## [Requirements]
Every line that contains "사일리지용" counts once; give the total number of such lines, with no other words.
******
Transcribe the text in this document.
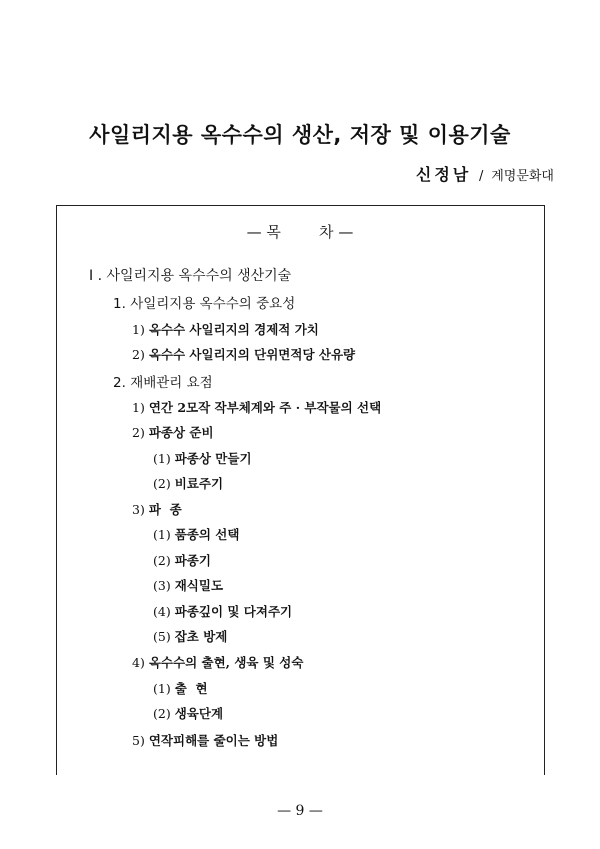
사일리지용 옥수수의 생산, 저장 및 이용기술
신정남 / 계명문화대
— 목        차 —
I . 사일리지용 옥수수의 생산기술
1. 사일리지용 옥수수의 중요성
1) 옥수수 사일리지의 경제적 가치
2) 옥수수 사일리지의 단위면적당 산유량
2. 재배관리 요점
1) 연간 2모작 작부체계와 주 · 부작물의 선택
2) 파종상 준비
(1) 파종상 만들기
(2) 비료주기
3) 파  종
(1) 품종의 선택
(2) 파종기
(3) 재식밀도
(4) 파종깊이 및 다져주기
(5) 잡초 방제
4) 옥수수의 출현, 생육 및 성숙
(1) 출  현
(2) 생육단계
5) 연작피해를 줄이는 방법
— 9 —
******
## [Solution below]
3